- **EXERCISE REQUIREMENTS**:
Repeat every record below exactly, omitting any pictures.

---------- EXTRACTED DATA

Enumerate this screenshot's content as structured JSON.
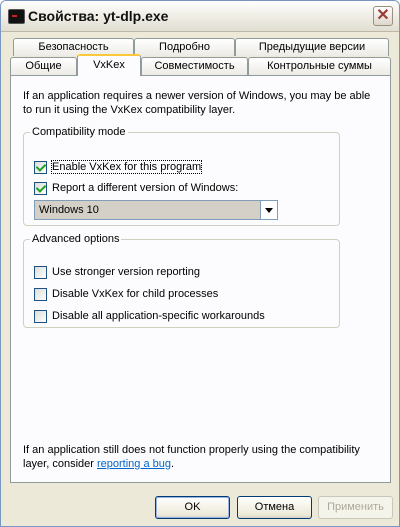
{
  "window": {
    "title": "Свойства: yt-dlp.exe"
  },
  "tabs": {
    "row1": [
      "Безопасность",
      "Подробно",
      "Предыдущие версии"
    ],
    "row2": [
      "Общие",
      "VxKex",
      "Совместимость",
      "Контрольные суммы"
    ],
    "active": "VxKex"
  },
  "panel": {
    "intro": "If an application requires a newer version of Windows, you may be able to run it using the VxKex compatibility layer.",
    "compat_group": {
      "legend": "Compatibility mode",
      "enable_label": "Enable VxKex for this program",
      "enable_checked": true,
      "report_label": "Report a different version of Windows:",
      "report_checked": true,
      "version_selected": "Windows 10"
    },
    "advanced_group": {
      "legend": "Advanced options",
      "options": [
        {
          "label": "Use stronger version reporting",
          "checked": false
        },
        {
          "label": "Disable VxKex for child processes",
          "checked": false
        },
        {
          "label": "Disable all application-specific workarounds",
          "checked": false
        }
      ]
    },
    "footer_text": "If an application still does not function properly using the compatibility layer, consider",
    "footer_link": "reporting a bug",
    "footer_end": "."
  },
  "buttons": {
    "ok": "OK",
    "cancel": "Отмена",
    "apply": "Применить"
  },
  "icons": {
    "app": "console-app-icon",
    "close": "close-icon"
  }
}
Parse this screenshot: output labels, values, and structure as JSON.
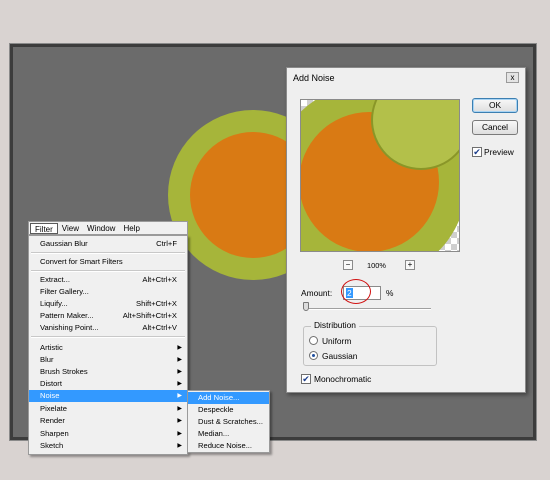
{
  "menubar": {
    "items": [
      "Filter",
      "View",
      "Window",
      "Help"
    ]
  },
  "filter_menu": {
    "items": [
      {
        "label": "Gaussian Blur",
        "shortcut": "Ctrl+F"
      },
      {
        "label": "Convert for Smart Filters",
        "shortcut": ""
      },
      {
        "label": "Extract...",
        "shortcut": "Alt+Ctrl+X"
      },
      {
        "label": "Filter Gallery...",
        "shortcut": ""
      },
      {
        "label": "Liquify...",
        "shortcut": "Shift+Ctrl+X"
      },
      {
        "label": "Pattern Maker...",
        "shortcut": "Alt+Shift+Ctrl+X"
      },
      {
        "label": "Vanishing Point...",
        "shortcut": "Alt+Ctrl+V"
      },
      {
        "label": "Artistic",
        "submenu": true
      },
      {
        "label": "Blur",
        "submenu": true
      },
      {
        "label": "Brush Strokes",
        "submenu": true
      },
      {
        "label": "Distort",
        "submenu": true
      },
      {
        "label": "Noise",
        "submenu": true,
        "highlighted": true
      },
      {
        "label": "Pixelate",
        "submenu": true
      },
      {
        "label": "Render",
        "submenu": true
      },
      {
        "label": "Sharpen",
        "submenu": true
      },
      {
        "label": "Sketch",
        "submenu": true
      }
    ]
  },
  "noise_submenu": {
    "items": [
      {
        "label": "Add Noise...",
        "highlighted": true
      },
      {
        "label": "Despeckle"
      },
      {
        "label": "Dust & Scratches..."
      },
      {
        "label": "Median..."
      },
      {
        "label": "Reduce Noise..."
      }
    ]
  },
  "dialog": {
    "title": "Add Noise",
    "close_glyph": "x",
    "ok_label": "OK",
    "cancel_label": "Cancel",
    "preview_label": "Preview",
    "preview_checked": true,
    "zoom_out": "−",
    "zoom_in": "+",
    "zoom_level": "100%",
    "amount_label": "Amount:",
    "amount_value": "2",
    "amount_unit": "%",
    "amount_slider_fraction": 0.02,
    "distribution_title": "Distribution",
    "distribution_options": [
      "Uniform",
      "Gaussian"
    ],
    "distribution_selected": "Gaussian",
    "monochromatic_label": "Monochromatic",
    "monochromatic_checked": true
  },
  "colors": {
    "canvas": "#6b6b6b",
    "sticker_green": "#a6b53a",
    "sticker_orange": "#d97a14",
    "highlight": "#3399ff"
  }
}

--------------------

- **ANSWER TO THE PROBLEM**:
Enumerate this screenshot's content as structured JSON.
{
  "window": {
    "title": "Свойства: yt-dlp.exe"
  },
  "tabs": {
    "row1": [
      "Безопасность",
      "Подробно",
      "Предыдущие версии"
    ],
    "row2": [
      "Общие",
      "VxKex",
      "Совместимость",
      "Контрольные суммы"
    ],
    "active": "VxKex"
  },
  "panel": {
    "intro": "If an application requires a newer version of Windows, you may be able to run it using the VxKex compatibility layer.",
    "compat_group": {
      "legend": "Compatibility mode",
      "enable_label": "Enable VxKex for this program",
      "enable_checked": true,
      "report_label": "Report a different version of Windows:",
      "report_checked": true,
      "version_selected": "Windows 10"
    },
    "advanced_group": {
      "legend": "Advanced options",
      "options": [
        {
          "label": "Use stronger version reporting",
          "checked": false
        },
        {
          "label": "Disable VxKex for child processes",
          "checked": false
        },
        {
          "label": "Disable all application-specific workarounds",
          "checked": false
        }
      ]
    },
    "footer_text": "If an application still does not function properly using the compatibility layer, consider",
    "footer_link": "reporting a bug",
    "footer_end": "."
  },
  "buttons": {
    "ok": "OK",
    "cancel": "Отмена",
    "apply": "Применить"
  },
  "icons": {
    "app": "console-app-icon",
    "close": "close-icon"
  }
}
Parse this screenshot: output labels, values, and structure as JSON.
{
  "menubar": {
    "items": [
      "Filter",
      "View",
      "Window",
      "Help"
    ]
  },
  "filter_menu": {
    "items": [
      {
        "label": "Gaussian Blur",
        "shortcut": "Ctrl+F"
      },
      {
        "label": "Convert for Smart Filters",
        "shortcut": ""
      },
      {
        "label": "Extract...",
        "shortcut": "Alt+Ctrl+X"
      },
      {
        "label": "Filter Gallery...",
        "shortcut": ""
      },
      {
        "label": "Liquify...",
        "shortcut": "Shift+Ctrl+X"
      },
      {
        "label": "Pattern Maker...",
        "shortcut": "Alt+Shift+Ctrl+X"
      },
      {
        "label": "Vanishing Point...",
        "shortcut": "Alt+Ctrl+V"
      },
      {
        "label": "Artistic",
        "submenu": true
      },
      {
        "label": "Blur",
        "submenu": true
      },
      {
        "label": "Brush Strokes",
        "submenu": true
      },
      {
        "label": "Distort",
        "submenu": true
      },
      {
        "label": "Noise",
        "submenu": true,
        "highlighted": true
      },
      {
        "label": "Pixelate",
        "submenu": true
      },
      {
        "label": "Render",
        "submenu": true
      },
      {
        "label": "Sharpen",
        "submenu": true
      },
      {
        "label": "Sketch",
        "submenu": true
      }
    ]
  },
  "noise_submenu": {
    "items": [
      {
        "label": "Add Noise...",
        "highlighted": true
      },
      {
        "label": "Despeckle"
      },
      {
        "label": "Dust & Scratches..."
      },
      {
        "label": "Median..."
      },
      {
        "label": "Reduce Noise..."
      }
    ]
  },
  "dialog": {
    "title": "Add Noise",
    "close_glyph": "x",
    "ok_label": "OK",
    "cancel_label": "Cancel",
    "preview_label": "Preview",
    "preview_checked": true,
    "zoom_out": "−",
    "zoom_in": "+",
    "zoom_level": "100%",
    "amount_label": "Amount:",
    "amount_value": "2",
    "amount_unit": "%",
    "amount_slider_fraction": 0.02,
    "distribution_title": "Distribution",
    "distribution_options": [
      "Uniform",
      "Gaussian"
    ],
    "distribution_selected": "Gaussian",
    "monochromatic_label": "Monochromatic",
    "monochromatic_checked": true
  },
  "colors": {
    "canvas": "#6b6b6b",
    "sticker_green": "#a6b53a",
    "sticker_orange": "#d97a14",
    "highlight": "#3399ff"
  }
}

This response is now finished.